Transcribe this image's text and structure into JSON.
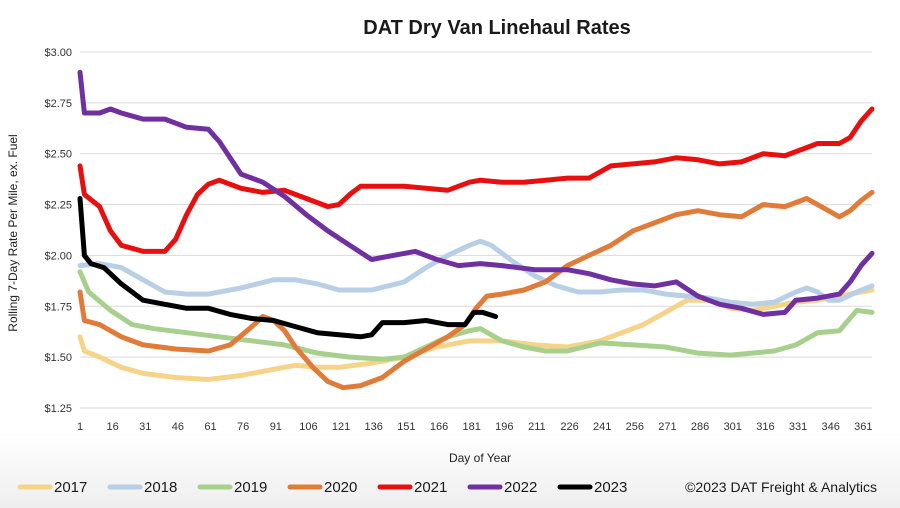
{
  "chart_data": {
    "type": "line",
    "title": "DAT Dry Van Linehaul Rates",
    "xlabel": "Day of Year",
    "ylabel": "Rolling 7-Day Rate Per Mile, ex. Fuel",
    "xlim": [
      1,
      365
    ],
    "ylim": [
      1.25,
      3.0
    ],
    "x_ticks": [
      1,
      16,
      31,
      46,
      61,
      76,
      91,
      106,
      121,
      136,
      151,
      166,
      181,
      196,
      211,
      226,
      241,
      256,
      271,
      286,
      301,
      316,
      331,
      346,
      361
    ],
    "y_ticks": [
      {
        "value": 1.25,
        "label": "$1.25"
      },
      {
        "value": 1.5,
        "label": "$1.50"
      },
      {
        "value": 1.75,
        "label": "$1.75"
      },
      {
        "value": 2.0,
        "label": "$2.00"
      },
      {
        "value": 2.25,
        "label": "$2.25"
      },
      {
        "value": 2.5,
        "label": "$2.50"
      },
      {
        "value": 2.75,
        "label": "$2.75"
      },
      {
        "value": 3.0,
        "label": "$3.00"
      }
    ],
    "grid": "horizontal",
    "legend_position": "bottom",
    "copyright": "©2023 DAT Freight & Analytics",
    "series": [
      {
        "name": "2017",
        "color": "#F5D48A",
        "points": [
          [
            1,
            1.6
          ],
          [
            3,
            1.53
          ],
          [
            10,
            1.5
          ],
          [
            20,
            1.45
          ],
          [
            30,
            1.42
          ],
          [
            45,
            1.4
          ],
          [
            60,
            1.39
          ],
          [
            75,
            1.41
          ],
          [
            90,
            1.44
          ],
          [
            100,
            1.46
          ],
          [
            110,
            1.45
          ],
          [
            120,
            1.45
          ],
          [
            135,
            1.47
          ],
          [
            150,
            1.5
          ],
          [
            165,
            1.55
          ],
          [
            180,
            1.58
          ],
          [
            195,
            1.58
          ],
          [
            210,
            1.56
          ],
          [
            225,
            1.55
          ],
          [
            240,
            1.58
          ],
          [
            250,
            1.62
          ],
          [
            260,
            1.66
          ],
          [
            270,
            1.72
          ],
          [
            280,
            1.78
          ],
          [
            290,
            1.78
          ],
          [
            300,
            1.74
          ],
          [
            310,
            1.73
          ],
          [
            320,
            1.75
          ],
          [
            330,
            1.77
          ],
          [
            340,
            1.78
          ],
          [
            350,
            1.8
          ],
          [
            360,
            1.82
          ],
          [
            365,
            1.83
          ]
        ]
      },
      {
        "name": "2018",
        "color": "#B8CFE6",
        "points": [
          [
            1,
            1.95
          ],
          [
            10,
            1.96
          ],
          [
            20,
            1.94
          ],
          [
            30,
            1.88
          ],
          [
            40,
            1.82
          ],
          [
            50,
            1.81
          ],
          [
            60,
            1.81
          ],
          [
            75,
            1.84
          ],
          [
            90,
            1.88
          ],
          [
            100,
            1.88
          ],
          [
            110,
            1.86
          ],
          [
            120,
            1.83
          ],
          [
            135,
            1.83
          ],
          [
            150,
            1.87
          ],
          [
            160,
            1.94
          ],
          [
            170,
            2.0
          ],
          [
            180,
            2.05
          ],
          [
            185,
            2.07
          ],
          [
            190,
            2.05
          ],
          [
            200,
            1.97
          ],
          [
            210,
            1.9
          ],
          [
            220,
            1.85
          ],
          [
            230,
            1.82
          ],
          [
            240,
            1.82
          ],
          [
            250,
            1.83
          ],
          [
            260,
            1.83
          ],
          [
            270,
            1.81
          ],
          [
            280,
            1.8
          ],
          [
            290,
            1.79
          ],
          [
            300,
            1.77
          ],
          [
            310,
            1.76
          ],
          [
            320,
            1.77
          ],
          [
            330,
            1.82
          ],
          [
            335,
            1.84
          ],
          [
            340,
            1.82
          ],
          [
            345,
            1.78
          ],
          [
            350,
            1.78
          ],
          [
            358,
            1.82
          ],
          [
            365,
            1.85
          ]
        ]
      },
      {
        "name": "2019",
        "color": "#A8D08D",
        "points": [
          [
            1,
            1.92
          ],
          [
            5,
            1.82
          ],
          [
            15,
            1.73
          ],
          [
            25,
            1.66
          ],
          [
            35,
            1.64
          ],
          [
            50,
            1.62
          ],
          [
            65,
            1.6
          ],
          [
            80,
            1.58
          ],
          [
            95,
            1.56
          ],
          [
            110,
            1.52
          ],
          [
            125,
            1.5
          ],
          [
            140,
            1.49
          ],
          [
            150,
            1.5
          ],
          [
            160,
            1.55
          ],
          [
            170,
            1.6
          ],
          [
            180,
            1.63
          ],
          [
            185,
            1.64
          ],
          [
            195,
            1.58
          ],
          [
            205,
            1.55
          ],
          [
            215,
            1.53
          ],
          [
            225,
            1.53
          ],
          [
            240,
            1.57
          ],
          [
            255,
            1.56
          ],
          [
            270,
            1.55
          ],
          [
            285,
            1.52
          ],
          [
            300,
            1.51
          ],
          [
            310,
            1.52
          ],
          [
            320,
            1.53
          ],
          [
            330,
            1.56
          ],
          [
            340,
            1.62
          ],
          [
            350,
            1.63
          ],
          [
            358,
            1.73
          ],
          [
            365,
            1.72
          ]
        ]
      },
      {
        "name": "2020",
        "color": "#E07B39",
        "points": [
          [
            1,
            1.82
          ],
          [
            3,
            1.68
          ],
          [
            10,
            1.66
          ],
          [
            20,
            1.6
          ],
          [
            30,
            1.56
          ],
          [
            45,
            1.54
          ],
          [
            60,
            1.53
          ],
          [
            70,
            1.56
          ],
          [
            80,
            1.65
          ],
          [
            85,
            1.7
          ],
          [
            90,
            1.68
          ],
          [
            95,
            1.63
          ],
          [
            100,
            1.55
          ],
          [
            108,
            1.45
          ],
          [
            115,
            1.38
          ],
          [
            122,
            1.35
          ],
          [
            130,
            1.36
          ],
          [
            140,
            1.4
          ],
          [
            150,
            1.48
          ],
          [
            160,
            1.54
          ],
          [
            170,
            1.6
          ],
          [
            178,
            1.66
          ],
          [
            183,
            1.74
          ],
          [
            188,
            1.8
          ],
          [
            195,
            1.81
          ],
          [
            205,
            1.83
          ],
          [
            215,
            1.87
          ],
          [
            225,
            1.95
          ],
          [
            235,
            2.0
          ],
          [
            245,
            2.05
          ],
          [
            255,
            2.12
          ],
          [
            265,
            2.16
          ],
          [
            275,
            2.2
          ],
          [
            285,
            2.22
          ],
          [
            295,
            2.2
          ],
          [
            305,
            2.19
          ],
          [
            315,
            2.25
          ],
          [
            325,
            2.24
          ],
          [
            335,
            2.28
          ],
          [
            345,
            2.22
          ],
          [
            350,
            2.19
          ],
          [
            355,
            2.22
          ],
          [
            360,
            2.27
          ],
          [
            365,
            2.31
          ]
        ]
      },
      {
        "name": "2021",
        "color": "#E8100E",
        "points": [
          [
            1,
            2.44
          ],
          [
            3,
            2.3
          ],
          [
            10,
            2.24
          ],
          [
            15,
            2.12
          ],
          [
            20,
            2.05
          ],
          [
            30,
            2.02
          ],
          [
            40,
            2.02
          ],
          [
            45,
            2.08
          ],
          [
            50,
            2.2
          ],
          [
            55,
            2.3
          ],
          [
            60,
            2.35
          ],
          [
            65,
            2.37
          ],
          [
            75,
            2.33
          ],
          [
            85,
            2.31
          ],
          [
            95,
            2.32
          ],
          [
            105,
            2.28
          ],
          [
            115,
            2.24
          ],
          [
            120,
            2.25
          ],
          [
            125,
            2.3
          ],
          [
            130,
            2.34
          ],
          [
            140,
            2.34
          ],
          [
            150,
            2.34
          ],
          [
            160,
            2.33
          ],
          [
            170,
            2.32
          ],
          [
            180,
            2.36
          ],
          [
            185,
            2.37
          ],
          [
            195,
            2.36
          ],
          [
            205,
            2.36
          ],
          [
            215,
            2.37
          ],
          [
            225,
            2.38
          ],
          [
            235,
            2.38
          ],
          [
            245,
            2.44
          ],
          [
            255,
            2.45
          ],
          [
            265,
            2.46
          ],
          [
            275,
            2.48
          ],
          [
            285,
            2.47
          ],
          [
            295,
            2.45
          ],
          [
            305,
            2.46
          ],
          [
            315,
            2.5
          ],
          [
            325,
            2.49
          ],
          [
            335,
            2.53
          ],
          [
            340,
            2.55
          ],
          [
            350,
            2.55
          ],
          [
            355,
            2.58
          ],
          [
            360,
            2.66
          ],
          [
            365,
            2.72
          ]
        ]
      },
      {
        "name": "2022",
        "color": "#7030A0",
        "points": [
          [
            1,
            2.9
          ],
          [
            3,
            2.7
          ],
          [
            10,
            2.7
          ],
          [
            15,
            2.72
          ],
          [
            20,
            2.7
          ],
          [
            30,
            2.67
          ],
          [
            40,
            2.67
          ],
          [
            50,
            2.63
          ],
          [
            60,
            2.62
          ],
          [
            65,
            2.56
          ],
          [
            70,
            2.48
          ],
          [
            75,
            2.4
          ],
          [
            85,
            2.36
          ],
          [
            95,
            2.29
          ],
          [
            105,
            2.2
          ],
          [
            115,
            2.12
          ],
          [
            125,
            2.05
          ],
          [
            135,
            1.98
          ],
          [
            145,
            2.0
          ],
          [
            155,
            2.02
          ],
          [
            165,
            1.98
          ],
          [
            175,
            1.95
          ],
          [
            185,
            1.96
          ],
          [
            195,
            1.95
          ],
          [
            210,
            1.93
          ],
          [
            225,
            1.93
          ],
          [
            235,
            1.91
          ],
          [
            245,
            1.88
          ],
          [
            255,
            1.86
          ],
          [
            265,
            1.85
          ],
          [
            275,
            1.87
          ],
          [
            285,
            1.8
          ],
          [
            295,
            1.76
          ],
          [
            305,
            1.74
          ],
          [
            315,
            1.71
          ],
          [
            325,
            1.72
          ],
          [
            330,
            1.78
          ],
          [
            340,
            1.79
          ],
          [
            350,
            1.81
          ],
          [
            355,
            1.87
          ],
          [
            360,
            1.95
          ],
          [
            365,
            2.01
          ]
        ]
      },
      {
        "name": "2023",
        "color": "#000000",
        "points": [
          [
            1,
            2.28
          ],
          [
            3,
            2.0
          ],
          [
            6,
            1.96
          ],
          [
            12,
            1.94
          ],
          [
            20,
            1.86
          ],
          [
            30,
            1.78
          ],
          [
            40,
            1.76
          ],
          [
            50,
            1.74
          ],
          [
            60,
            1.74
          ],
          [
            70,
            1.71
          ],
          [
            80,
            1.69
          ],
          [
            90,
            1.68
          ],
          [
            100,
            1.65
          ],
          [
            110,
            1.62
          ],
          [
            120,
            1.61
          ],
          [
            130,
            1.6
          ],
          [
            135,
            1.61
          ],
          [
            140,
            1.67
          ],
          [
            150,
            1.67
          ],
          [
            160,
            1.68
          ],
          [
            170,
            1.66
          ],
          [
            178,
            1.66
          ],
          [
            182,
            1.72
          ],
          [
            186,
            1.72
          ],
          [
            192,
            1.7
          ]
        ]
      }
    ]
  }
}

-------

- _The problem_: Using the listing above, locate the lines that hold "color" and copy each one.

- _Answer below_:
        "color": "#F5D48A",
        "color": "#B8CFE6",
        "color": "#A8D08D",
        "color": "#E07B39",
        "color": "#E8100E",
        "color": "#7030A0",
        "color": "#000000",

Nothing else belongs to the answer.